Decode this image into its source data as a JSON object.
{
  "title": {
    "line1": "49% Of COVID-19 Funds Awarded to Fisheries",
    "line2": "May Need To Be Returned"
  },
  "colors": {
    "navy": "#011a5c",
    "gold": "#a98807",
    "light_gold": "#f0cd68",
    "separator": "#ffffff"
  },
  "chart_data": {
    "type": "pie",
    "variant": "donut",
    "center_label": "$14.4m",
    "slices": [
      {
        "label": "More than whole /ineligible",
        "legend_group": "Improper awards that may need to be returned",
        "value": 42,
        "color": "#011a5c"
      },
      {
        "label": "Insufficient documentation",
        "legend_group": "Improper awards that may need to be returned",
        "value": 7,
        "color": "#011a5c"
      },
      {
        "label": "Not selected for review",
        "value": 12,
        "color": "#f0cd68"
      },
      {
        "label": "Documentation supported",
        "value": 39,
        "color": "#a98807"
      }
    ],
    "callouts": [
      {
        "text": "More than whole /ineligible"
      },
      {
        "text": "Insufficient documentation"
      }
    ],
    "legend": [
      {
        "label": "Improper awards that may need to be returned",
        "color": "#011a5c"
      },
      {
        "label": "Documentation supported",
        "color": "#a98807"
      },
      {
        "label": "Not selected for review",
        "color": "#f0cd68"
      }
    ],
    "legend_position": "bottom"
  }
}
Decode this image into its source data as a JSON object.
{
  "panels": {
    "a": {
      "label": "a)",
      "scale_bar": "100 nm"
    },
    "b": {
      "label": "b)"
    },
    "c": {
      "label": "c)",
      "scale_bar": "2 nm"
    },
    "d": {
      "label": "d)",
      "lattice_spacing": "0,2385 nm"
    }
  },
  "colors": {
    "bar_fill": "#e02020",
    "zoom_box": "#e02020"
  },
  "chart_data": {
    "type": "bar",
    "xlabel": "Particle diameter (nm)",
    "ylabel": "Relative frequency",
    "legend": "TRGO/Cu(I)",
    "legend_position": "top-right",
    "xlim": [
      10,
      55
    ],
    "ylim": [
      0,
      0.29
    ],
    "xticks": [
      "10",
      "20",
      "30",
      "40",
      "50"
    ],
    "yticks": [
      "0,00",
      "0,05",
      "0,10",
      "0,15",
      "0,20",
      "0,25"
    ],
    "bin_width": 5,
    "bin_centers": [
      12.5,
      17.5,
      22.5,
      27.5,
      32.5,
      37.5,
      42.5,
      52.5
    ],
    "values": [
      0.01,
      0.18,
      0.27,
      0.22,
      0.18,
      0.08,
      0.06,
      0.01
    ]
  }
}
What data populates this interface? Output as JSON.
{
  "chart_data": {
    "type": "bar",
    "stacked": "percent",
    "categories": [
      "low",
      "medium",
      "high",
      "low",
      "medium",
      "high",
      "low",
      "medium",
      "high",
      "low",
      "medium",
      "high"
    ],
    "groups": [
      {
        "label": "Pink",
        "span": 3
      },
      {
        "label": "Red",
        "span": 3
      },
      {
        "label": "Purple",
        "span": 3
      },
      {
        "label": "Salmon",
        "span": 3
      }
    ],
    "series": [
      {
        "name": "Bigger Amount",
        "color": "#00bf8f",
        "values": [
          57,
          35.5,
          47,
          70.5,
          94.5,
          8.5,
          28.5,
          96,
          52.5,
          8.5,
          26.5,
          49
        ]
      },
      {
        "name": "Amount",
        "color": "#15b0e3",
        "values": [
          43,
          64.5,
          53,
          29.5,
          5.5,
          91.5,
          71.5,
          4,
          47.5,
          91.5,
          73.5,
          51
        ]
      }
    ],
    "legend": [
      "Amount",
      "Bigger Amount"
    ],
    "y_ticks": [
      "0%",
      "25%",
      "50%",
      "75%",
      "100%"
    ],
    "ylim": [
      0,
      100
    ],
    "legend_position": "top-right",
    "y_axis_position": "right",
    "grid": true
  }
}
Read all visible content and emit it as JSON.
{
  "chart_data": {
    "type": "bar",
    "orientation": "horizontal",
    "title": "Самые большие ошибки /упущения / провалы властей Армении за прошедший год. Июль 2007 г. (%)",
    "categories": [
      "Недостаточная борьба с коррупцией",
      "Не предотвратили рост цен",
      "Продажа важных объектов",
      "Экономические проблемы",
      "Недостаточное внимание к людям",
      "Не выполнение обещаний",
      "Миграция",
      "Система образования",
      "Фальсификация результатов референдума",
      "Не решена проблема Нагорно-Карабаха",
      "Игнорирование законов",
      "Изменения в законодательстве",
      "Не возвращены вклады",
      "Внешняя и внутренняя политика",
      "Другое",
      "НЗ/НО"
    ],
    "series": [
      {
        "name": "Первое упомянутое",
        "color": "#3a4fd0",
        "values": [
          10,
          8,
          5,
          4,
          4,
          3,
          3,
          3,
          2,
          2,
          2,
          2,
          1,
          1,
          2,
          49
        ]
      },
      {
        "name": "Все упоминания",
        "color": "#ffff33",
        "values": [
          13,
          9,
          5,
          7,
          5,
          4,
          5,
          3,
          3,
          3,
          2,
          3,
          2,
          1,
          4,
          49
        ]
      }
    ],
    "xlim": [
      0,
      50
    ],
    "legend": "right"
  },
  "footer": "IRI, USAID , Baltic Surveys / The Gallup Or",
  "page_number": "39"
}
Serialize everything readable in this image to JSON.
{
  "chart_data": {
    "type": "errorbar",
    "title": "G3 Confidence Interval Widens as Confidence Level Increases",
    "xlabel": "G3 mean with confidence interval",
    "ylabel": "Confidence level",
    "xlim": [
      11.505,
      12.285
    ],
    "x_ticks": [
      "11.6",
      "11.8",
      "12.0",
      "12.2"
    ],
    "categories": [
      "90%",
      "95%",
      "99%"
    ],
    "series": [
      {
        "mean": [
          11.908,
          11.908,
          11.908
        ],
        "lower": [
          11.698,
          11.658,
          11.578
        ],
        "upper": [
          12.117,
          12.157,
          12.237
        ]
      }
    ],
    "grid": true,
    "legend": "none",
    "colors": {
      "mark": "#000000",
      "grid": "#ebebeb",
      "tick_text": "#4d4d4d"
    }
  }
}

-----

> **JOB**: Give the listing above again, word for word.

> **FULL ANSWER**:
Decode this image into its source data as a JSON object.
{
  "title": {
    "line1": "49% Of COVID-19 Funds Awarded to Fisheries",
    "line2": "May Need To Be Returned"
  },
  "colors": {
    "navy": "#011a5c",
    "gold": "#a98807",
    "light_gold": "#f0cd68",
    "separator": "#ffffff"
  },
  "chart_data": {
    "type": "pie",
    "variant": "donut",
    "center_label": "$14.4m",
    "slices": [
      {
        "label": "More than whole /ineligible",
        "legend_group": "Improper awards that may need to be returned",
        "value": 42,
        "color": "#011a5c"
      },
      {
        "label": "Insufficient documentation",
        "legend_group": "Improper awards that may need to be returned",
        "value": 7,
        "color": "#011a5c"
      },
      {
        "label": "Not selected for review",
        "value": 12,
        "color": "#f0cd68"
      },
      {
        "label": "Documentation supported",
        "value": 39,
        "color": "#a98807"
      }
    ],
    "callouts": [
      {
        "text": "More than whole /ineligible"
      },
      {
        "text": "Insufficient documentation"
      }
    ],
    "legend": [
      {
        "label": "Improper awards that may need to be returned",
        "color": "#011a5c"
      },
      {
        "label": "Documentation supported",
        "color": "#a98807"
      },
      {
        "label": "Not selected for review",
        "color": "#f0cd68"
      }
    ],
    "legend_position": "bottom"
  }
}
Decode this image into its source data as a JSON object.
{
  "panels": {
    "a": {
      "label": "a)",
      "scale_bar": "100 nm"
    },
    "b": {
      "label": "b)"
    },
    "c": {
      "label": "c)",
      "scale_bar": "2 nm"
    },
    "d": {
      "label": "d)",
      "lattice_spacing": "0,2385 nm"
    }
  },
  "colors": {
    "bar_fill": "#e02020",
    "zoom_box": "#e02020"
  },
  "chart_data": {
    "type": "bar",
    "xlabel": "Particle diameter (nm)",
    "ylabel": "Relative frequency",
    "legend": "TRGO/Cu(I)",
    "legend_position": "top-right",
    "xlim": [
      10,
      55
    ],
    "ylim": [
      0,
      0.29
    ],
    "xticks": [
      "10",
      "20",
      "30",
      "40",
      "50"
    ],
    "yticks": [
      "0,00",
      "0,05",
      "0,10",
      "0,15",
      "0,20",
      "0,25"
    ],
    "bin_width": 5,
    "bin_centers": [
      12.5,
      17.5,
      22.5,
      27.5,
      32.5,
      37.5,
      42.5,
      52.5
    ],
    "values": [
      0.01,
      0.18,
      0.27,
      0.22,
      0.18,
      0.08,
      0.06,
      0.01
    ]
  }
}
What data populates this interface? Output as JSON.
{
  "chart_data": {
    "type": "bar",
    "stacked": "percent",
    "categories": [
      "low",
      "medium",
      "high",
      "low",
      "medium",
      "high",
      "low",
      "medium",
      "high",
      "low",
      "medium",
      "high"
    ],
    "groups": [
      {
        "label": "Pink",
        "span": 3
      },
      {
        "label": "Red",
        "span": 3
      },
      {
        "label": "Purple",
        "span": 3
      },
      {
        "label": "Salmon",
        "span": 3
      }
    ],
    "series": [
      {
        "name": "Bigger Amount",
        "color": "#00bf8f",
        "values": [
          57,
          35.5,
          47,
          70.5,
          94.5,
          8.5,
          28.5,
          96,
          52.5,
          8.5,
          26.5,
          49
        ]
      },
      {
        "name": "Amount",
        "color": "#15b0e3",
        "values": [
          43,
          64.5,
          53,
          29.5,
          5.5,
          91.5,
          71.5,
          4,
          47.5,
          91.5,
          73.5,
          51
        ]
      }
    ],
    "legend": [
      "Amount",
      "Bigger Amount"
    ],
    "y_ticks": [
      "0%",
      "25%",
      "50%",
      "75%",
      "100%"
    ],
    "ylim": [
      0,
      100
    ],
    "legend_position": "top-right",
    "y_axis_position": "right",
    "grid": true
  }
}
Read all visible content and emit it as JSON.
{
  "chart_data": {
    "type": "bar",
    "orientation": "horizontal",
    "title": "Самые большие ошибки /упущения / провалы властей Армении за прошедший год. Июль 2007 г. (%)",
    "categories": [
      "Недостаточная борьба с коррупцией",
      "Не предотвратили рост цен",
      "Продажа важных объектов",
      "Экономические проблемы",
      "Недостаточное внимание к людям",
      "Не выполнение обещаний",
      "Миграция",
      "Система образования",
      "Фальсификация результатов референдума",
      "Не решена проблема Нагорно-Карабаха",
      "Игнорирование законов",
      "Изменения в законодательстве",
      "Не возвращены вклады",
      "Внешняя и внутренняя политика",
      "Другое",
      "НЗ/НО"
    ],
    "series": [
      {
        "name": "Первое упомянутое",
        "color": "#3a4fd0",
        "values": [
          10,
          8,
          5,
          4,
          4,
          3,
          3,
          3,
          2,
          2,
          2,
          2,
          1,
          1,
          2,
          49
        ]
      },
      {
        "name": "Все упоминания",
        "color": "#ffff33",
        "values": [
          13,
          9,
          5,
          7,
          5,
          4,
          5,
          3,
          3,
          3,
          2,
          3,
          2,
          1,
          4,
          49
        ]
      }
    ],
    "xlim": [
      0,
      50
    ],
    "legend": "right"
  },
  "footer": "IRI, USAID , Baltic Surveys / The Gallup Or",
  "page_number": "39"
}
Serialize everything readable in this image to JSON.
{
  "chart_data": {
    "type": "errorbar",
    "title": "G3 Confidence Interval Widens as Confidence Level Increases",
    "xlabel": "G3 mean with confidence interval",
    "ylabel": "Confidence level",
    "xlim": [
      11.505,
      12.285
    ],
    "x_ticks": [
      "11.6",
      "11.8",
      "12.0",
      "12.2"
    ],
    "categories": [
      "90%",
      "95%",
      "99%"
    ],
    "series": [
      {
        "mean": [
          11.908,
          11.908,
          11.908
        ],
        "lower": [
          11.698,
          11.658,
          11.578
        ],
        "upper": [
          12.117,
          12.157,
          12.237
        ]
      }
    ],
    "grid": true,
    "legend": "none",
    "colors": {
      "mark": "#000000",
      "grid": "#ebebeb",
      "tick_text": "#4d4d4d"
    }
  }
}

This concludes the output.